# Listing:
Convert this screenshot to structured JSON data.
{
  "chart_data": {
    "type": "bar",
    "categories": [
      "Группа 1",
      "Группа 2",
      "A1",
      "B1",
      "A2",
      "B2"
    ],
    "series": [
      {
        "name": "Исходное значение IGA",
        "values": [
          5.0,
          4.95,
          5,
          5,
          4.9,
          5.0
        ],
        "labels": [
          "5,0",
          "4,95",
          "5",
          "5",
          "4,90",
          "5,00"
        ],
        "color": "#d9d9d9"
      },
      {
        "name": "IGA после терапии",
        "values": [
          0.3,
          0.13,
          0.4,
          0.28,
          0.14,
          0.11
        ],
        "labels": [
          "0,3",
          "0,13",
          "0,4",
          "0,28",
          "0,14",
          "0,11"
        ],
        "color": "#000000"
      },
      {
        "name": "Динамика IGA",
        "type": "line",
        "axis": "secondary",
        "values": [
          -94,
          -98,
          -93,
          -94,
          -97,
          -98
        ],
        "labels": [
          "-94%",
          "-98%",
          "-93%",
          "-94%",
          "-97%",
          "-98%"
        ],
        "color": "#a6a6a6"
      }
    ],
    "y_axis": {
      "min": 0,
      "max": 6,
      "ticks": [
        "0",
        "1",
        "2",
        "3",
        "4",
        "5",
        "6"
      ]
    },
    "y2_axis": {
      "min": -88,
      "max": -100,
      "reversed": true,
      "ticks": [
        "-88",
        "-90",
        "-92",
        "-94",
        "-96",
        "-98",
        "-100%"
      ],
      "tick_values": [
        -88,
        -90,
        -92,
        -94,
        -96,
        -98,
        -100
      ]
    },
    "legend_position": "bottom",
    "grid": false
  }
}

# Exercise prompt:
From the records given above, copy all lines containing "color".

# Solution to this exercise:
        "color": "#d9d9d9"
        "color": "#000000"
        "color": "#a6a6a6"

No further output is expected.